What the exercise asks: Copy every line of the data below word for word, leaving out the pictures.

Records to use:
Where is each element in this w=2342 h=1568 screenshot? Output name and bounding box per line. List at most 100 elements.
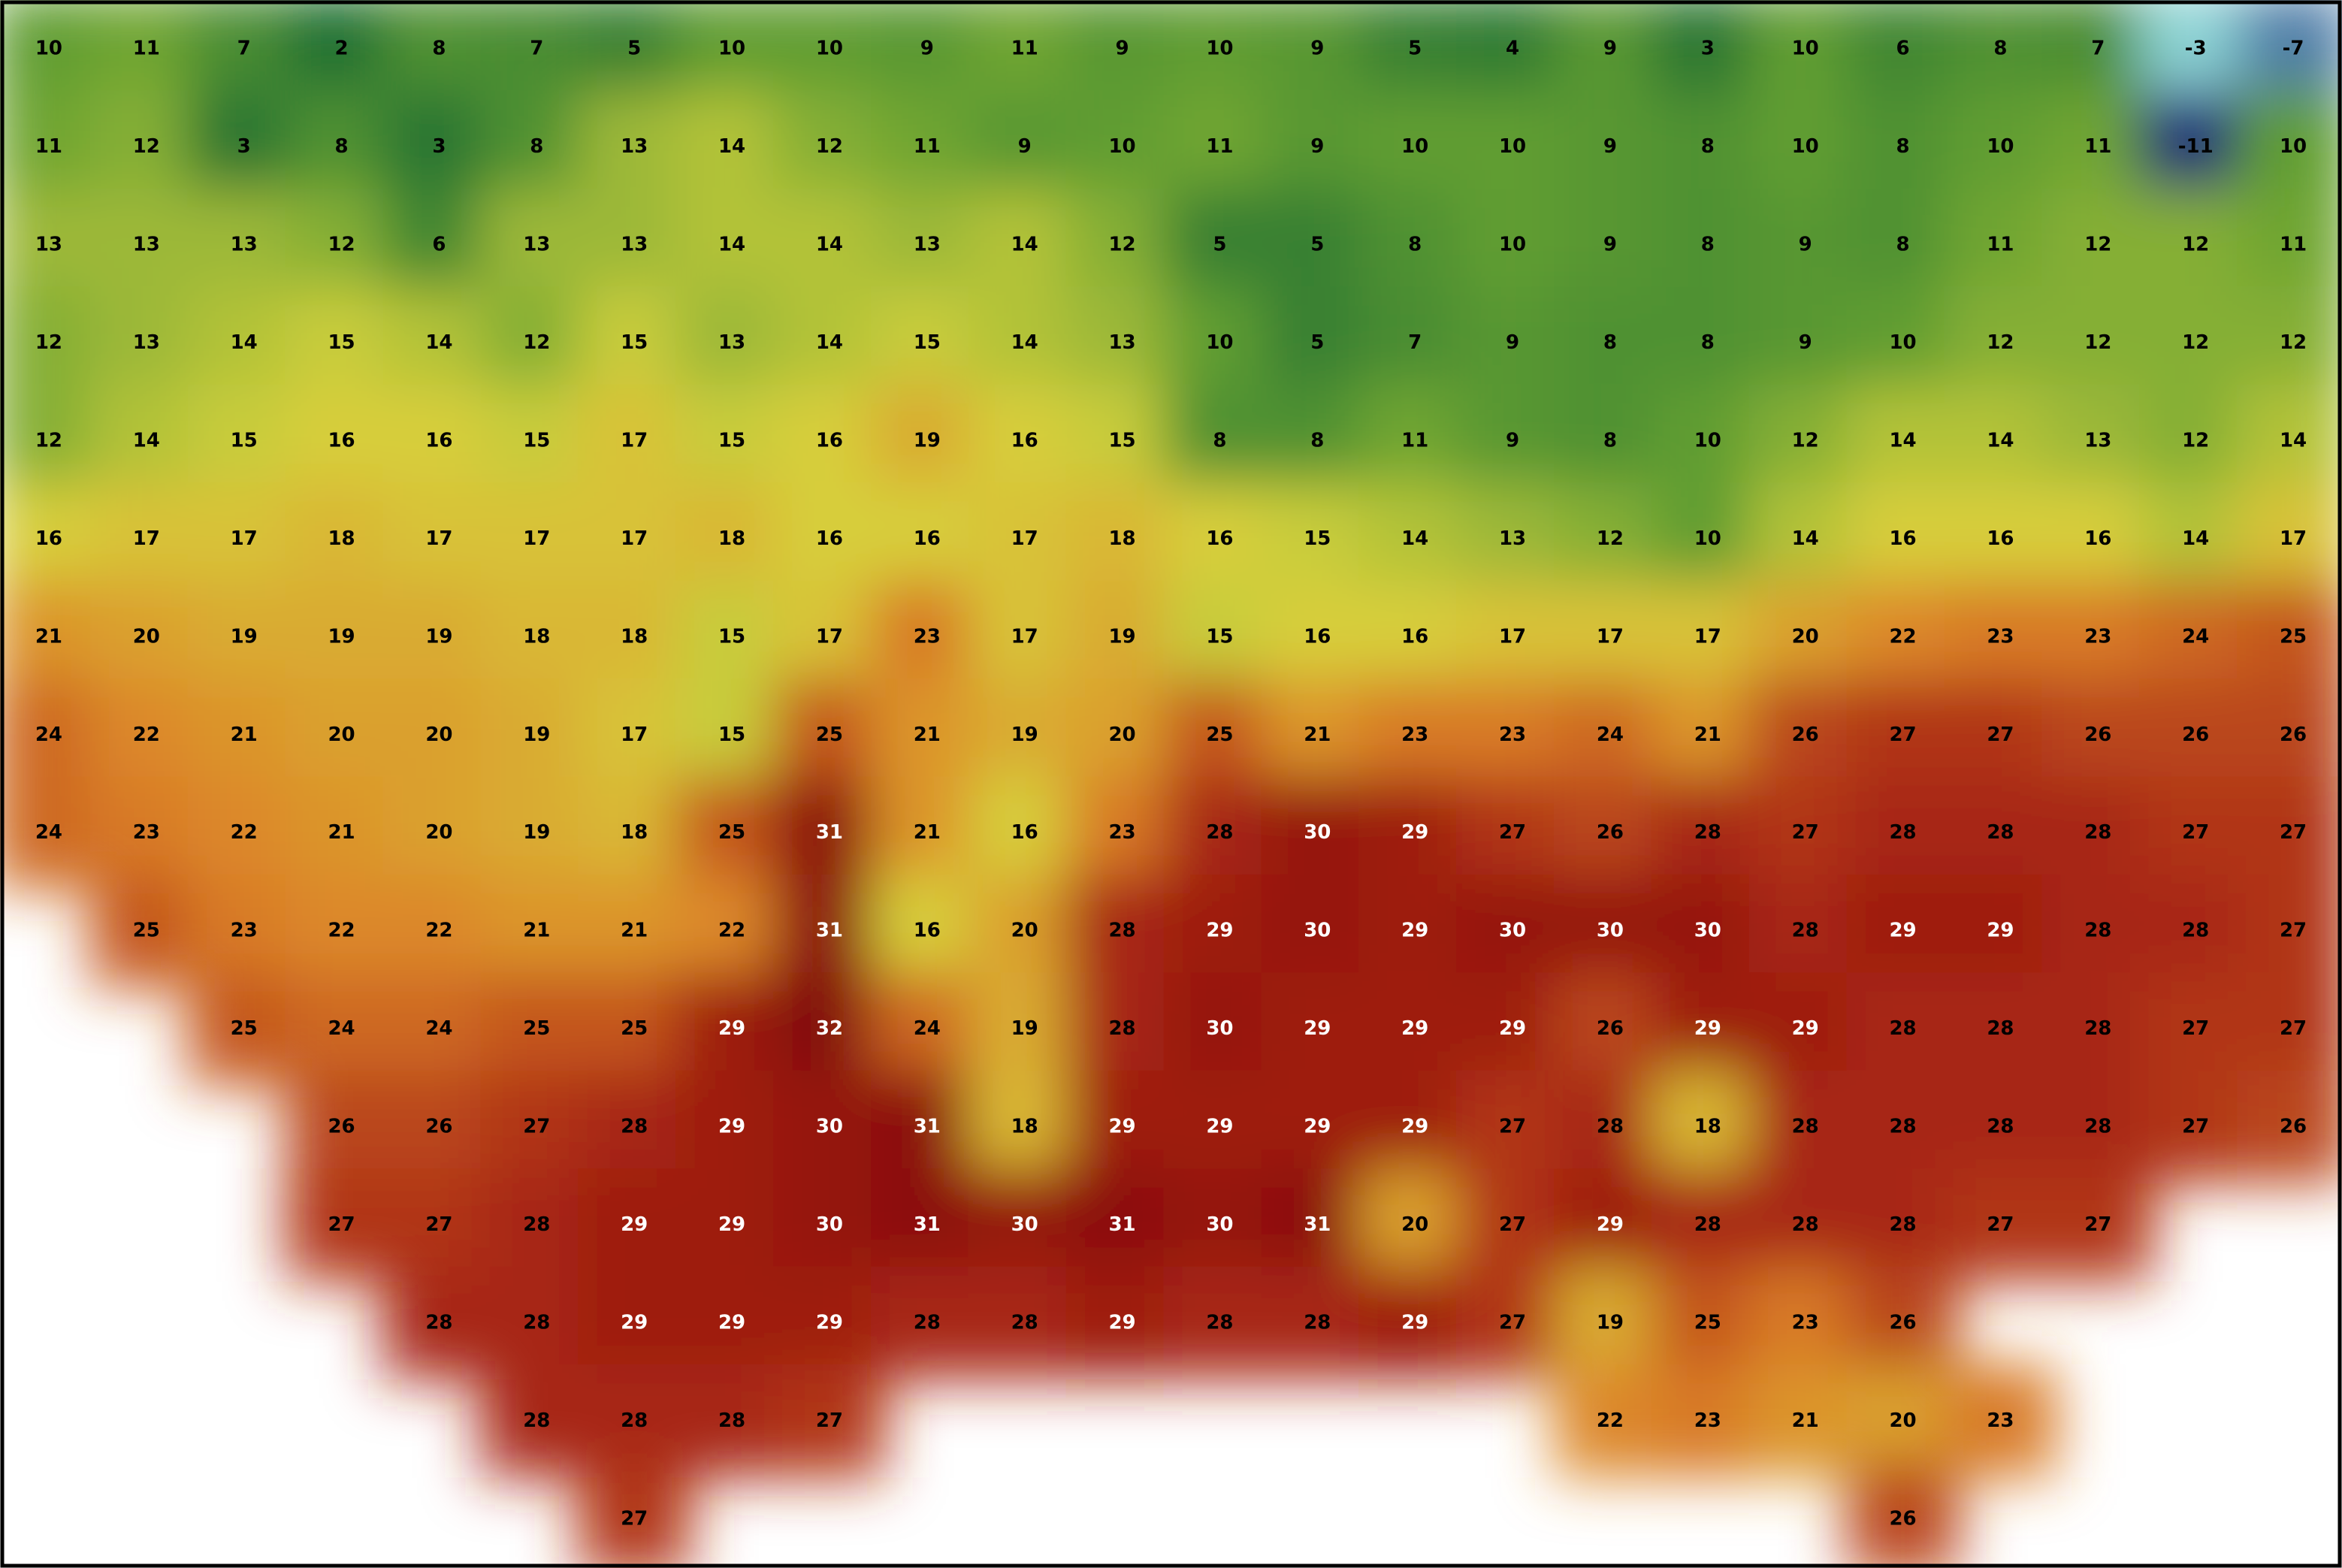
temperature-cell xyxy=(1944,1168,2057,1282)
temperature-label: 22 xyxy=(231,821,258,844)
temperature-cell xyxy=(1651,482,1764,596)
temperature-label: 9 xyxy=(1310,135,1324,158)
temperature-cell xyxy=(2139,776,2253,890)
temperature-label: 11 xyxy=(1987,234,2014,256)
temperature-cell xyxy=(968,286,1081,400)
temperature-label: 8 xyxy=(1701,234,1715,256)
temperature-cell xyxy=(578,384,691,498)
temperature-cell xyxy=(968,1168,1081,1282)
temperature-label: 5 xyxy=(1310,234,1324,256)
temperature-label: 16 xyxy=(1987,527,2014,550)
temperature-cell xyxy=(578,1168,691,1282)
temperature-label: 9 xyxy=(1799,234,1812,256)
temperature-label: 28 xyxy=(1206,821,1233,844)
temperature-cell xyxy=(480,482,594,596)
temperature-cell xyxy=(1358,384,1472,498)
temperature-label: 3 xyxy=(237,135,251,158)
temperature-cell xyxy=(2139,874,2253,988)
temperature-cell xyxy=(1748,580,1862,694)
temperature-label: 16 xyxy=(816,429,843,452)
temperature-label: 10 xyxy=(718,38,745,60)
temperature-cell xyxy=(1554,384,1667,498)
temperature-label: 11 xyxy=(1401,429,1428,452)
temperature-label: 31 xyxy=(816,821,843,844)
temperature-cell xyxy=(870,972,984,1086)
temperature-label: 22 xyxy=(328,920,355,942)
temperature-cell xyxy=(1748,874,1862,988)
temperature-cell xyxy=(480,678,594,792)
temperature-label: 24 xyxy=(35,821,62,844)
temperature-cell xyxy=(2237,678,2342,792)
temperature-cell xyxy=(0,776,105,890)
temperature-label: 20 xyxy=(1792,625,1819,648)
temperature-cell xyxy=(480,972,594,1086)
temperature-cell xyxy=(2237,90,2342,204)
temperature-cell xyxy=(2041,678,2155,792)
temperature-cell xyxy=(2237,874,2342,988)
temperature-label: 12 xyxy=(523,331,550,354)
temperature-cell xyxy=(480,1266,594,1380)
temperature-label: 20 xyxy=(328,724,355,746)
temperature-label: 23 xyxy=(1499,724,1526,746)
temperature-cell xyxy=(1748,1364,1862,1478)
temperature-label: 18 xyxy=(621,625,648,648)
temperature-cell xyxy=(382,776,496,890)
temperature-cell xyxy=(2139,972,2253,1086)
temperature-cell xyxy=(1748,384,1862,498)
temperature-cell xyxy=(1456,580,1569,694)
temperature-label: 14 xyxy=(1987,429,2014,452)
temperature-cell xyxy=(89,0,203,106)
temperature-cell xyxy=(1358,580,1472,694)
temperature-cell xyxy=(2237,972,2342,1086)
temperature-cell xyxy=(89,874,203,988)
temperature-cell xyxy=(382,972,496,1086)
temperature-label: 14 xyxy=(2280,429,2307,452)
temperature-label: 12 xyxy=(2182,429,2209,452)
temperature-label: 14 xyxy=(231,331,258,354)
temperature-label: 2 xyxy=(335,38,349,60)
temperature-label: 22 xyxy=(133,724,160,746)
temperature-label: 13 xyxy=(1499,527,1526,550)
temperature-label: 26 xyxy=(328,1116,355,1138)
temperature-label: 30 xyxy=(816,1213,843,1236)
temperature-cell xyxy=(773,1266,886,1380)
temperature-label: 30 xyxy=(1694,920,1721,942)
temperature-label: 7 xyxy=(237,38,251,60)
temperature-cell xyxy=(382,0,496,106)
temperature-cell xyxy=(1065,874,1179,988)
temperature-label: 4 xyxy=(1506,38,1519,60)
temperature-label: 17 xyxy=(816,625,843,648)
temperature-cell xyxy=(89,384,203,498)
temperature-cell xyxy=(1163,580,1277,694)
temperature-label: 29 xyxy=(1401,1311,1428,1334)
temperature-label: 18 xyxy=(523,625,550,648)
temperature-label: 10 xyxy=(1694,429,1721,452)
temperature-label: 27 xyxy=(328,1213,355,1236)
temperature-label: 14 xyxy=(718,135,745,158)
temperature-label: 26 xyxy=(2182,724,2209,746)
temperature-label: 17 xyxy=(621,724,648,746)
temperature-label: 15 xyxy=(621,331,648,354)
temperature-label: 31 xyxy=(914,1116,941,1138)
temperature-cell xyxy=(578,286,691,400)
temperature-cell xyxy=(675,90,788,204)
temperature-cell xyxy=(1163,384,1277,498)
temperature-label: 19 xyxy=(328,625,355,648)
temperature-cell xyxy=(773,580,886,694)
temperature-cell xyxy=(89,90,203,204)
temperature-label: 28 xyxy=(2182,920,2209,942)
temperature-label: 27 xyxy=(1987,1213,2014,1236)
temperature-cell xyxy=(2237,0,2342,106)
temperature-label: 21 xyxy=(328,821,355,844)
temperature-cell xyxy=(675,874,788,988)
temperature-label: 10 xyxy=(1792,38,1819,60)
temperature-cell xyxy=(870,384,984,498)
temperature-label: 17 xyxy=(621,527,648,550)
temperature-label: 29 xyxy=(1987,920,2014,942)
temperature-label: 16 xyxy=(914,920,941,942)
temperature-cell xyxy=(285,286,398,400)
temperature-cell xyxy=(1163,90,1277,204)
temperature-cell xyxy=(773,482,886,596)
temperature-label: 8 xyxy=(1213,429,1226,452)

Solution for this exercise:
Where is each element in this w=2342 h=1568 screenshot? Output name and bounding box per line. List at most 100 elements.
temperature-cell xyxy=(1944,1168,2057,1282)
temperature-label: 22 xyxy=(231,821,258,844)
temperature-cell xyxy=(1651,482,1764,596)
temperature-label: 9 xyxy=(1310,135,1324,158)
temperature-cell xyxy=(2139,776,2253,890)
temperature-label: 11 xyxy=(1987,234,2014,256)
temperature-cell xyxy=(968,286,1081,400)
temperature-label: 8 xyxy=(1701,234,1715,256)
temperature-cell xyxy=(578,384,691,498)
temperature-cell xyxy=(968,1168,1081,1282)
temperature-label: 5 xyxy=(1310,234,1324,256)
temperature-label: 16 xyxy=(1987,527,2014,550)
temperature-cell xyxy=(578,1168,691,1282)
temperature-label: 9 xyxy=(1799,234,1812,256)
temperature-label: 28 xyxy=(1206,821,1233,844)
temperature-cell xyxy=(480,482,594,596)
temperature-cell xyxy=(1358,384,1472,498)
temperature-label: 3 xyxy=(237,135,251,158)
temperature-cell xyxy=(2139,874,2253,988)
temperature-cell xyxy=(1748,580,1862,694)
temperature-label: 16 xyxy=(816,429,843,452)
temperature-label: 10 xyxy=(718,38,745,60)
temperature-cell xyxy=(1554,384,1667,498)
temperature-label: 11 xyxy=(1401,429,1428,452)
temperature-label: 31 xyxy=(816,821,843,844)
temperature-cell xyxy=(870,972,984,1086)
temperature-label: 22 xyxy=(328,920,355,942)
temperature-cell xyxy=(1748,874,1862,988)
temperature-cell xyxy=(480,678,594,792)
temperature-label: 24 xyxy=(35,821,62,844)
temperature-cell xyxy=(2237,678,2342,792)
temperature-cell xyxy=(0,776,105,890)
temperature-label: 20 xyxy=(1792,625,1819,648)
temperature-cell xyxy=(480,972,594,1086)
temperature-cell xyxy=(2237,90,2342,204)
temperature-cell xyxy=(2041,678,2155,792)
temperature-cell xyxy=(2237,874,2342,988)
temperature-label: 12 xyxy=(523,331,550,354)
temperature-cell xyxy=(480,1266,594,1380)
temperature-label: 20 xyxy=(328,724,355,746)
temperature-label: 23 xyxy=(1499,724,1526,746)
temperature-cell xyxy=(1748,1364,1862,1478)
temperature-label: 18 xyxy=(621,625,648,648)
temperature-cell xyxy=(382,776,496,890)
temperature-cell xyxy=(2139,972,2253,1086)
temperature-cell xyxy=(1748,384,1862,498)
temperature-cell xyxy=(1456,580,1569,694)
temperature-label: 14 xyxy=(1987,429,2014,452)
temperature-cell xyxy=(89,0,203,106)
temperature-cell xyxy=(1358,580,1472,694)
temperature-cell xyxy=(2237,972,2342,1086)
temperature-cell xyxy=(89,874,203,988)
temperature-cell xyxy=(382,972,496,1086)
temperature-label: 14 xyxy=(2280,429,2307,452)
temperature-label: 12 xyxy=(2182,429,2209,452)
temperature-label: 14 xyxy=(231,331,258,354)
temperature-label: 2 xyxy=(335,38,349,60)
temperature-label: 22 xyxy=(133,724,160,746)
temperature-label: 13 xyxy=(1499,527,1526,550)
temperature-label: 26 xyxy=(328,1116,355,1138)
temperature-label: 30 xyxy=(816,1213,843,1236)
temperature-cell xyxy=(773,1266,886,1380)
temperature-label: 30 xyxy=(1694,920,1721,942)
temperature-label: 7 xyxy=(237,38,251,60)
temperature-cell xyxy=(382,0,496,106)
temperature-cell xyxy=(1065,874,1179,988)
temperature-label: 4 xyxy=(1506,38,1519,60)
temperature-label: 17 xyxy=(816,625,843,648)
temperature-cell xyxy=(89,384,203,498)
temperature-cell xyxy=(1163,580,1277,694)
temperature-label: 29 xyxy=(1401,1311,1428,1334)
temperature-label: 18 xyxy=(523,625,550,648)
temperature-label: 10 xyxy=(1694,429,1721,452)
temperature-label: 27 xyxy=(328,1213,355,1236)
temperature-label: 14 xyxy=(718,135,745,158)
temperature-label: 26 xyxy=(2182,724,2209,746)
temperature-label: 17 xyxy=(621,724,648,746)
temperature-label: 15 xyxy=(621,331,648,354)
temperature-label: 31 xyxy=(914,1116,941,1138)
temperature-cell xyxy=(578,286,691,400)
temperature-cell xyxy=(675,90,788,204)
temperature-cell xyxy=(1163,384,1277,498)
temperature-label: 19 xyxy=(328,625,355,648)
temperature-cell xyxy=(773,580,886,694)
temperature-cell xyxy=(89,90,203,204)
temperature-label: 28 xyxy=(2182,920,2209,942)
temperature-label: 27 xyxy=(1987,1213,2014,1236)
temperature-cell xyxy=(2237,0,2342,106)
temperature-label: 21 xyxy=(328,821,355,844)
temperature-cell xyxy=(675,874,788,988)
temperature-label: 10 xyxy=(1792,38,1819,60)
temperature-cell xyxy=(870,384,984,498)
temperature-label: 17 xyxy=(621,527,648,550)
temperature-label: 29 xyxy=(1987,920,2014,942)
temperature-label: 16 xyxy=(914,920,941,942)
temperature-cell xyxy=(285,286,398,400)
temperature-cell xyxy=(1163,90,1277,204)
temperature-cell xyxy=(773,482,886,596)
temperature-label: 8 xyxy=(1213,429,1226,452)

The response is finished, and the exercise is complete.